→ **TASK PROMPT**
Below are entries. Pull out all lines containing "name".

=== MATERIAL FOR THIS TASK ===

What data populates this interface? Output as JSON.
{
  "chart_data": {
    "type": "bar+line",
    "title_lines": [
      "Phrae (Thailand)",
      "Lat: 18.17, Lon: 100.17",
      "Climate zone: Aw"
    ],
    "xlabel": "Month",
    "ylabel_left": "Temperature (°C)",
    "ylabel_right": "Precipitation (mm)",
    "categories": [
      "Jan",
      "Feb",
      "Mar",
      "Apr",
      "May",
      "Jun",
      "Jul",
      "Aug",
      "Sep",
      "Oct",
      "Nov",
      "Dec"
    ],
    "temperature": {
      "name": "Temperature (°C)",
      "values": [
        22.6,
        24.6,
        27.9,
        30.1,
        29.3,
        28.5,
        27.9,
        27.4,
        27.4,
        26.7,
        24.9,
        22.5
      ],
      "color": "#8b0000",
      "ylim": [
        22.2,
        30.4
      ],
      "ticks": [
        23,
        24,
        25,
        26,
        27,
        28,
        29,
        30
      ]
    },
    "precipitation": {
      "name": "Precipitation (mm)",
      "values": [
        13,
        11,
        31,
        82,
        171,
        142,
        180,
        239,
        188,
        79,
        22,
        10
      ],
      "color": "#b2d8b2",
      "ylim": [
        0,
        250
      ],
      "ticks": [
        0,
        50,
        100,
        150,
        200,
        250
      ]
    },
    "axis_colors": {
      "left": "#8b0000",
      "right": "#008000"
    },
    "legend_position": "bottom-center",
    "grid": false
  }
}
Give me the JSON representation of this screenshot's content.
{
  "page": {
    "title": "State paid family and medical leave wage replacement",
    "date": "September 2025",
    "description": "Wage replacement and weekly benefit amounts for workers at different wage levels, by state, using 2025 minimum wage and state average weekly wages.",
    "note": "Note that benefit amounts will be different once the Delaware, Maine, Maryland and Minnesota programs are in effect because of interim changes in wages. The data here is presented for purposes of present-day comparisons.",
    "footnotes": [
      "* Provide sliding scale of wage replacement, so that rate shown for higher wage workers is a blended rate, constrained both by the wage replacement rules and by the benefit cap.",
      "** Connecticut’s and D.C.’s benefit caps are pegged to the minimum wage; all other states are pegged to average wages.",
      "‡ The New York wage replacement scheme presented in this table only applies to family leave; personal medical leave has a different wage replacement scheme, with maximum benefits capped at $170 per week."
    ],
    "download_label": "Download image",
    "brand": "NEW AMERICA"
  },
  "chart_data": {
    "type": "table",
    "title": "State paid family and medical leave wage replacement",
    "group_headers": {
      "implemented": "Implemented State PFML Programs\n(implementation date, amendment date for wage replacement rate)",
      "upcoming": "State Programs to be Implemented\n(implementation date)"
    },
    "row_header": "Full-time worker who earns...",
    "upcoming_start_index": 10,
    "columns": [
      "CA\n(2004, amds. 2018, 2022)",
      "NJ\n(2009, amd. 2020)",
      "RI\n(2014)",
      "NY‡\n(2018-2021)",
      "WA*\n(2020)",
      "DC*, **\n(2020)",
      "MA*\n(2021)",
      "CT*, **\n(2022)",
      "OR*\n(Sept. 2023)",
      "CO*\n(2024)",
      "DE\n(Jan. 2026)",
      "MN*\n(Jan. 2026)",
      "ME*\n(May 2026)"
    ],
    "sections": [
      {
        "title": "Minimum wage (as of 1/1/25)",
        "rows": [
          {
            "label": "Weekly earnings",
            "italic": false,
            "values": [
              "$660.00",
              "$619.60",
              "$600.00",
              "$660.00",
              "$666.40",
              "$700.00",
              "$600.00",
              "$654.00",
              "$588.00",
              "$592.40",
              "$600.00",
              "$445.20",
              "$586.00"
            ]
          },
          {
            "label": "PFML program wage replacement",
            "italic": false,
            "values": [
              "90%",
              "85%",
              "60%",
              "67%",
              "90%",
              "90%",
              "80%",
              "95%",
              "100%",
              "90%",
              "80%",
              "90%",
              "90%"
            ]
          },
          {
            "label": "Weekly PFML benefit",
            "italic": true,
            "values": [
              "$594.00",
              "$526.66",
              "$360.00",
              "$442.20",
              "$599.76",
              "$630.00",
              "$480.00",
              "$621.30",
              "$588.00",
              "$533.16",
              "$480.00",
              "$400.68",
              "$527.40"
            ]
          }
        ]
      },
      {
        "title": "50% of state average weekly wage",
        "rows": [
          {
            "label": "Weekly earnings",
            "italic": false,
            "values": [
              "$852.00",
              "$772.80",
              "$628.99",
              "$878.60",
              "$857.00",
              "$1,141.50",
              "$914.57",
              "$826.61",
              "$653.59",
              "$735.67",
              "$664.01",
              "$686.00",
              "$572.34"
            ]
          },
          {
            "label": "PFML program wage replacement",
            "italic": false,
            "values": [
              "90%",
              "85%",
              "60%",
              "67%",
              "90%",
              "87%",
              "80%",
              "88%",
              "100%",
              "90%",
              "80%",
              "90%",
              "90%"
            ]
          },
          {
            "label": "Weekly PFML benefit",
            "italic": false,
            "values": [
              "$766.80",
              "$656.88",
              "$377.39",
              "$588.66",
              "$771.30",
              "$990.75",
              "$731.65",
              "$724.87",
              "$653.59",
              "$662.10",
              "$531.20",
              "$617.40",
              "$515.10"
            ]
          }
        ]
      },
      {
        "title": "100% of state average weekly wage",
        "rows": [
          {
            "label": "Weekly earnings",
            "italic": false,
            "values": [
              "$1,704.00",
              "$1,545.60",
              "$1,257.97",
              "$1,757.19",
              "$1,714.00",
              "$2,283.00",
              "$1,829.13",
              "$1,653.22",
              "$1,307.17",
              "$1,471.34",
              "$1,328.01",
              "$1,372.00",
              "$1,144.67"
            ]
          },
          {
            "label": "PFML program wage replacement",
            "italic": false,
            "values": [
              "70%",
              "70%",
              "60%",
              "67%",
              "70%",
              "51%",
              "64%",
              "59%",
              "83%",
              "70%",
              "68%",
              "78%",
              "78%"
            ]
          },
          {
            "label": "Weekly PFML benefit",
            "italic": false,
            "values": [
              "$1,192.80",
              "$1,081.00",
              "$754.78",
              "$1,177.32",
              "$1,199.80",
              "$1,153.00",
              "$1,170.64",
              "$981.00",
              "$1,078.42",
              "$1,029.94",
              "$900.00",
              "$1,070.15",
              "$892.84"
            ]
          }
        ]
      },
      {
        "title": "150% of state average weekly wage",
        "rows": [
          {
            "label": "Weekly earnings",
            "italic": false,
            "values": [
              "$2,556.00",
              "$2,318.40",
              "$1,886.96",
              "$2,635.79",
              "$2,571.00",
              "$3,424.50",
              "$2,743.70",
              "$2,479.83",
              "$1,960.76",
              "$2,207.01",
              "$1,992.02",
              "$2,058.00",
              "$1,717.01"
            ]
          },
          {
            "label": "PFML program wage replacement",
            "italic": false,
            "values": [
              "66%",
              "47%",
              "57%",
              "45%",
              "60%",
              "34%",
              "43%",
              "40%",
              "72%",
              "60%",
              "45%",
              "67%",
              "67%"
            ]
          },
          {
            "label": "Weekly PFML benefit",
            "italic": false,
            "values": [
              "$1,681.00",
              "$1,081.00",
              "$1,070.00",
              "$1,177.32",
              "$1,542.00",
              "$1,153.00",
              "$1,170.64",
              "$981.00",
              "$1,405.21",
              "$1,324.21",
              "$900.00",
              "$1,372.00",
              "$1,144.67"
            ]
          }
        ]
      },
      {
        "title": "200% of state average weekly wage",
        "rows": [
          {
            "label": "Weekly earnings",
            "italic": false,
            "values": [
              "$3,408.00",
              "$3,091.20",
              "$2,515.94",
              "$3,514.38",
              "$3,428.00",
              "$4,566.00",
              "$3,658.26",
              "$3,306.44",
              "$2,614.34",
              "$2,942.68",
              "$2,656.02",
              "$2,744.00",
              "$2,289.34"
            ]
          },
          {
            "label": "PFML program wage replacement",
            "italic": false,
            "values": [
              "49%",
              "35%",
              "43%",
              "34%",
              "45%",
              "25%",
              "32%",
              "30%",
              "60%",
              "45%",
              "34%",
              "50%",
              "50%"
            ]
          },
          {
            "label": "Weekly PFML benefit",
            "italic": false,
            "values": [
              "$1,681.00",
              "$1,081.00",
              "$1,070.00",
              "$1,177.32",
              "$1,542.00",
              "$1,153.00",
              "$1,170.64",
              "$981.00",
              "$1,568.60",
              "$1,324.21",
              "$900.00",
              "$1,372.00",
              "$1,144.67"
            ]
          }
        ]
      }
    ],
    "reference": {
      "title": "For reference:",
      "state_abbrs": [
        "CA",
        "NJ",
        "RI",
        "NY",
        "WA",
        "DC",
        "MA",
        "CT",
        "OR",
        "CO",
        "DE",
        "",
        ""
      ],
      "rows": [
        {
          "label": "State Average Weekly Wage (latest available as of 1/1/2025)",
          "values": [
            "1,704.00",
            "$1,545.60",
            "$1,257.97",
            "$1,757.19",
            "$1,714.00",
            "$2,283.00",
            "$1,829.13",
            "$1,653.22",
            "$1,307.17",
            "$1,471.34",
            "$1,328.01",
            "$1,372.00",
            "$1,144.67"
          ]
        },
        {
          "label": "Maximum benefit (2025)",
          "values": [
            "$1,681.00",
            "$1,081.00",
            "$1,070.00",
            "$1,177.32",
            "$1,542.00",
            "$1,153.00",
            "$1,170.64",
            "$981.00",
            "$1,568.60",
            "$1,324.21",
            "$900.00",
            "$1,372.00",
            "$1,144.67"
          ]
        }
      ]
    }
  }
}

===

→ **THE REPLY**
      "name": "Temperature (°C)",
      "name": "Precipitation (mm)",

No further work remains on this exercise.